■ Given problem ■
Each line below should be reproduced without any alteration.

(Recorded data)
================
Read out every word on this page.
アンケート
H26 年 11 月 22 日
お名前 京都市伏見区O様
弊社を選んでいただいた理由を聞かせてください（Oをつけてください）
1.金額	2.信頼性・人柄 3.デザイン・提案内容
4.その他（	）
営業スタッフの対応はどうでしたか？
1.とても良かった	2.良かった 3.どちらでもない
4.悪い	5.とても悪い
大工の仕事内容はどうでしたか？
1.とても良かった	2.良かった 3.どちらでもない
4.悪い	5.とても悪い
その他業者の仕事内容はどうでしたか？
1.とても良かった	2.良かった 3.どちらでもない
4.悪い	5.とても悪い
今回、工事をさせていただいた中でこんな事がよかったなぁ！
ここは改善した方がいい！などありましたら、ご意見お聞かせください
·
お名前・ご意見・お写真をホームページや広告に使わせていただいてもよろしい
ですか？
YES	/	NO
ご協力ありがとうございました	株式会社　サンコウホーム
================
■ Written response ■
Read out every word on this page.
アンケート
H26 年 11 月 22 日
お名前 京都市伏見区O様
弊社を選んでいただいた理由を聞かせてください（Oをつけてください）
1.金額	2.信頼性・人柄 3.デザイン・提案内容
4.その他（	）
営業スタッフの対応はどうでしたか？
1.とても良かった	2.良かった 3.どちらでもない
4.悪い	5.とても悪い
大工の仕事内容はどうでしたか？
1.とても良かった	2.良かった 3.どちらでもない
4.悪い	5.とても悪い
その他業者の仕事内容はどうでしたか？
1.とても良かった	2.良かった 3.どちらでもない
4.悪い	5.とても悪い
今回、工事をさせていただいた中でこんな事がよかったなぁ！
ここは改善した方がいい！などありましたら、ご意見お聞かせください
·
お名前・ご意見・お写真をホームページや広告に使わせていただいてもよろしい
ですか？
YES	/	NO
ご協力ありがとうございました	株式会社　サンコウホーム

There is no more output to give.